- EXERCISE GOAL -
Make an exact copy of all the records.

═══ MATERIAL ═══

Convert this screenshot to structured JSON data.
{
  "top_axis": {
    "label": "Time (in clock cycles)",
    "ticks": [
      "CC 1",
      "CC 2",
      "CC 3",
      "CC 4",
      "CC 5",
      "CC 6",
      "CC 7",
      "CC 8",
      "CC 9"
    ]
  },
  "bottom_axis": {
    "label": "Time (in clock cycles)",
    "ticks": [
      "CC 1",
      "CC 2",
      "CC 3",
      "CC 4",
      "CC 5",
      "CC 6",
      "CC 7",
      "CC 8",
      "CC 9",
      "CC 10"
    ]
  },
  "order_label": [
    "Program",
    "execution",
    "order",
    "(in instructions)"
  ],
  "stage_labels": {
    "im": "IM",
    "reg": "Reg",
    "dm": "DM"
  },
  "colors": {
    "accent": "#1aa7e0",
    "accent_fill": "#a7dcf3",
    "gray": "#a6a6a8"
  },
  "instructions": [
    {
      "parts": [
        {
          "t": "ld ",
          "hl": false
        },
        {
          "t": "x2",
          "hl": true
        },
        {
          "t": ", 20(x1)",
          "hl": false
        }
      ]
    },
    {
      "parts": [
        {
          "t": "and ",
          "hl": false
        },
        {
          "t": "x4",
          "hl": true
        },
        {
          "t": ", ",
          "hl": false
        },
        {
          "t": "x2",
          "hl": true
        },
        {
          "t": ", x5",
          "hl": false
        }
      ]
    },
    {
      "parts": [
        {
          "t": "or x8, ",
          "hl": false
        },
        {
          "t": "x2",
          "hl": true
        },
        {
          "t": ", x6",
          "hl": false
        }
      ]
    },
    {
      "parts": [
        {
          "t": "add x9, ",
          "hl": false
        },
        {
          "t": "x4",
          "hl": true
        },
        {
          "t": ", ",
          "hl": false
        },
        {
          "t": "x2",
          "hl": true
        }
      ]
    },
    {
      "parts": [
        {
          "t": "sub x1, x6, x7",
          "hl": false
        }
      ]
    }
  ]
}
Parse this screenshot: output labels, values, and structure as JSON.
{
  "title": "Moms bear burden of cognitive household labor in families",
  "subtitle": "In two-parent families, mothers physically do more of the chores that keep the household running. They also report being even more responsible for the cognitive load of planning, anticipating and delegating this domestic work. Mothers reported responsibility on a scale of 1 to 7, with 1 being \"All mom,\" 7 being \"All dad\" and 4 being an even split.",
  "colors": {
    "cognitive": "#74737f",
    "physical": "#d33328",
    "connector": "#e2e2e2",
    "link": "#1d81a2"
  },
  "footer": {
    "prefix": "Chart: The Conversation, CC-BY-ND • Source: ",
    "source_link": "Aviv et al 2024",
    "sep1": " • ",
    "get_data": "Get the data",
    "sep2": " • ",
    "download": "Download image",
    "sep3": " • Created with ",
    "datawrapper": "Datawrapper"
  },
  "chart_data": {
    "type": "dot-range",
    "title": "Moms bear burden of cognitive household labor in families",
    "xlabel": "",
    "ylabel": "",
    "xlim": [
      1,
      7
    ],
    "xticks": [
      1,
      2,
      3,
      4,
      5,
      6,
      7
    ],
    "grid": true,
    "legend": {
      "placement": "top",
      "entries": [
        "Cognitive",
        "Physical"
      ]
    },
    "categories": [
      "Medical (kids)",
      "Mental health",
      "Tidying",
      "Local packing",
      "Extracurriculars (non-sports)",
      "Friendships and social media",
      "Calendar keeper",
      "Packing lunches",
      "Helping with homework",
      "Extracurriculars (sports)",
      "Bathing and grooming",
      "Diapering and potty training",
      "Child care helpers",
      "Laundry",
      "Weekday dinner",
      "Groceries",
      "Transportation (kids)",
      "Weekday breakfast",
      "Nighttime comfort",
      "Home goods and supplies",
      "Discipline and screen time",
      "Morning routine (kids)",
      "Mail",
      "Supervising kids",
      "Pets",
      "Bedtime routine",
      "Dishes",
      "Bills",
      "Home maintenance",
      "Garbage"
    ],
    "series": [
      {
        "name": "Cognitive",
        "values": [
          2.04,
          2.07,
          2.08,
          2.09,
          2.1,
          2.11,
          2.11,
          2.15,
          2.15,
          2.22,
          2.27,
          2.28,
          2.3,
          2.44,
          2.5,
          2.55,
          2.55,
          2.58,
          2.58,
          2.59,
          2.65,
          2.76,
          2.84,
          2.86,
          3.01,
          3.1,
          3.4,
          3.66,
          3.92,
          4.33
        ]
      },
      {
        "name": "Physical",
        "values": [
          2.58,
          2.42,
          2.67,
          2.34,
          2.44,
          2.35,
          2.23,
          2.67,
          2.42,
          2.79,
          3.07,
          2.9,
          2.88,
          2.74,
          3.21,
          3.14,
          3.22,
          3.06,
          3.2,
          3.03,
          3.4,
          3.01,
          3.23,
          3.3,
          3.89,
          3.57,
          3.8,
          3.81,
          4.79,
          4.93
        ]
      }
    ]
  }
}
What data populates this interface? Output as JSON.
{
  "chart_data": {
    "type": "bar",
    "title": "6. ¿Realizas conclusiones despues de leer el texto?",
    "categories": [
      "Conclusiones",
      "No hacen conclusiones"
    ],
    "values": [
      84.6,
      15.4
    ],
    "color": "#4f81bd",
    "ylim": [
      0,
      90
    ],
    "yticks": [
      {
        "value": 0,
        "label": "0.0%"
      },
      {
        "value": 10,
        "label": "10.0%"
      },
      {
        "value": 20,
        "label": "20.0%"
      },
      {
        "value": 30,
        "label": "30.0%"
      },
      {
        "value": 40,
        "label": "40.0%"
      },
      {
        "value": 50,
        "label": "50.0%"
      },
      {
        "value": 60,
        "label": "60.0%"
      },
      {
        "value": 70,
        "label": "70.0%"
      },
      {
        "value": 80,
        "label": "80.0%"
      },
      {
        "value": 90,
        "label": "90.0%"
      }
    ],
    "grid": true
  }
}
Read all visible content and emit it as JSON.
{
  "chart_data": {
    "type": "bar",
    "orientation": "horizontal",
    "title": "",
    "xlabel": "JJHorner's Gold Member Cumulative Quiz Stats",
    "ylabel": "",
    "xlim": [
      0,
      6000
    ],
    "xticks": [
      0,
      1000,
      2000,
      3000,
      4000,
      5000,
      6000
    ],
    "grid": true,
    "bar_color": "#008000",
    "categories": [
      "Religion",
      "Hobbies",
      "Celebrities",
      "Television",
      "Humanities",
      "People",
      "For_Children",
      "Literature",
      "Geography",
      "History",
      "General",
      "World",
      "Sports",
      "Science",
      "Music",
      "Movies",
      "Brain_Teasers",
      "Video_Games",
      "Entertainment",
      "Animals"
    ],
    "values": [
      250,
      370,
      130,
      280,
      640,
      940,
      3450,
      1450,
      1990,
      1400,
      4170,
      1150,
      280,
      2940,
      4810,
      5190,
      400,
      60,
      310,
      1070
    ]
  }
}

═══

- ANSWER TO THIS PROBLEM -
Convert this screenshot to structured JSON data.
{
  "top_axis": {
    "label": "Time (in clock cycles)",
    "ticks": [
      "CC 1",
      "CC 2",
      "CC 3",
      "CC 4",
      "CC 5",
      "CC 6",
      "CC 7",
      "CC 8",
      "CC 9"
    ]
  },
  "bottom_axis": {
    "label": "Time (in clock cycles)",
    "ticks": [
      "CC 1",
      "CC 2",
      "CC 3",
      "CC 4",
      "CC 5",
      "CC 6",
      "CC 7",
      "CC 8",
      "CC 9",
      "CC 10"
    ]
  },
  "order_label": [
    "Program",
    "execution",
    "order",
    "(in instructions)"
  ],
  "stage_labels": {
    "im": "IM",
    "reg": "Reg",
    "dm": "DM"
  },
  "colors": {
    "accent": "#1aa7e0",
    "accent_fill": "#a7dcf3",
    "gray": "#a6a6a8"
  },
  "instructions": [
    {
      "parts": [
        {
          "t": "ld ",
          "hl": false
        },
        {
          "t": "x2",
          "hl": true
        },
        {
          "t": ", 20(x1)",
          "hl": false
        }
      ]
    },
    {
      "parts": [
        {
          "t": "and ",
          "hl": false
        },
        {
          "t": "x4",
          "hl": true
        },
        {
          "t": ", ",
          "hl": false
        },
        {
          "t": "x2",
          "hl": true
        },
        {
          "t": ", x5",
          "hl": false
        }
      ]
    },
    {
      "parts": [
        {
          "t": "or x8, ",
          "hl": false
        },
        {
          "t": "x2",
          "hl": true
        },
        {
          "t": ", x6",
          "hl": false
        }
      ]
    },
    {
      "parts": [
        {
          "t": "add x9, ",
          "hl": false
        },
        {
          "t": "x4",
          "hl": true
        },
        {
          "t": ", ",
          "hl": false
        },
        {
          "t": "x2",
          "hl": true
        }
      ]
    },
    {
      "parts": [
        {
          "t": "sub x1, x6, x7",
          "hl": false
        }
      ]
    }
  ]
}
Parse this screenshot: output labels, values, and structure as JSON.
{
  "title": "Moms bear burden of cognitive household labor in families",
  "subtitle": "In two-parent families, mothers physically do more of the chores that keep the household running. They also report being even more responsible for the cognitive load of planning, anticipating and delegating this domestic work. Mothers reported responsibility on a scale of 1 to 7, with 1 being \"All mom,\" 7 being \"All dad\" and 4 being an even split.",
  "colors": {
    "cognitive": "#74737f",
    "physical": "#d33328",
    "connector": "#e2e2e2",
    "link": "#1d81a2"
  },
  "footer": {
    "prefix": "Chart: The Conversation, CC-BY-ND • Source: ",
    "source_link": "Aviv et al 2024",
    "sep1": " • ",
    "get_data": "Get the data",
    "sep2": " • ",
    "download": "Download image",
    "sep3": " • Created with ",
    "datawrapper": "Datawrapper"
  },
  "chart_data": {
    "type": "dot-range",
    "title": "Moms bear burden of cognitive household labor in families",
    "xlabel": "",
    "ylabel": "",
    "xlim": [
      1,
      7
    ],
    "xticks": [
      1,
      2,
      3,
      4,
      5,
      6,
      7
    ],
    "grid": true,
    "legend": {
      "placement": "top",
      "entries": [
        "Cognitive",
        "Physical"
      ]
    },
    "categories": [
      "Medical (kids)",
      "Mental health",
      "Tidying",
      "Local packing",
      "Extracurriculars (non-sports)",
      "Friendships and social media",
      "Calendar keeper",
      "Packing lunches",
      "Helping with homework",
      "Extracurriculars (sports)",
      "Bathing and grooming",
      "Diapering and potty training",
      "Child care helpers",
      "Laundry",
      "Weekday dinner",
      "Groceries",
      "Transportation (kids)",
      "Weekday breakfast",
      "Nighttime comfort",
      "Home goods and supplies",
      "Discipline and screen time",
      "Morning routine (kids)",
      "Mail",
      "Supervising kids",
      "Pets",
      "Bedtime routine",
      "Dishes",
      "Bills",
      "Home maintenance",
      "Garbage"
    ],
    "series": [
      {
        "name": "Cognitive",
        "values": [
          2.04,
          2.07,
          2.08,
          2.09,
          2.1,
          2.11,
          2.11,
          2.15,
          2.15,
          2.22,
          2.27,
          2.28,
          2.3,
          2.44,
          2.5,
          2.55,
          2.55,
          2.58,
          2.58,
          2.59,
          2.65,
          2.76,
          2.84,
          2.86,
          3.01,
          3.1,
          3.4,
          3.66,
          3.92,
          4.33
        ]
      },
      {
        "name": "Physical",
        "values": [
          2.58,
          2.42,
          2.67,
          2.34,
          2.44,
          2.35,
          2.23,
          2.67,
          2.42,
          2.79,
          3.07,
          2.9,
          2.88,
          2.74,
          3.21,
          3.14,
          3.22,
          3.06,
          3.2,
          3.03,
          3.4,
          3.01,
          3.23,
          3.3,
          3.89,
          3.57,
          3.8,
          3.81,
          4.79,
          4.93
        ]
      }
    ]
  }
}
What data populates this interface? Output as JSON.
{
  "chart_data": {
    "type": "bar",
    "title": "6. ¿Realizas conclusiones despues de leer el texto?",
    "categories": [
      "Conclusiones",
      "No hacen conclusiones"
    ],
    "values": [
      84.6,
      15.4
    ],
    "color": "#4f81bd",
    "ylim": [
      0,
      90
    ],
    "yticks": [
      {
        "value": 0,
        "label": "0.0%"
      },
      {
        "value": 10,
        "label": "10.0%"
      },
      {
        "value": 20,
        "label": "20.0%"
      },
      {
        "value": 30,
        "label": "30.0%"
      },
      {
        "value": 40,
        "label": "40.0%"
      },
      {
        "value": 50,
        "label": "50.0%"
      },
      {
        "value": 60,
        "label": "60.0%"
      },
      {
        "value": 70,
        "label": "70.0%"
      },
      {
        "value": 80,
        "label": "80.0%"
      },
      {
        "value": 90,
        "label": "90.0%"
      }
    ],
    "grid": true
  }
}
Read all visible content and emit it as JSON.
{
  "chart_data": {
    "type": "bar",
    "orientation": "horizontal",
    "title": "",
    "xlabel": "JJHorner's Gold Member Cumulative Quiz Stats",
    "ylabel": "",
    "xlim": [
      0,
      6000
    ],
    "xticks": [
      0,
      1000,
      2000,
      3000,
      4000,
      5000,
      6000
    ],
    "grid": true,
    "bar_color": "#008000",
    "categories": [
      "Religion",
      "Hobbies",
      "Celebrities",
      "Television",
      "Humanities",
      "People",
      "For_Children",
      "Literature",
      "Geography",
      "History",
      "General",
      "World",
      "Sports",
      "Science",
      "Music",
      "Movies",
      "Brain_Teasers",
      "Video_Games",
      "Entertainment",
      "Animals"
    ],
    "values": [
      250,
      370,
      130,
      280,
      640,
      940,
      3450,
      1450,
      1990,
      1400,
      4170,
      1150,
      280,
      2940,
      4810,
      5190,
      400,
      60,
      310,
      1070
    ]
  }
}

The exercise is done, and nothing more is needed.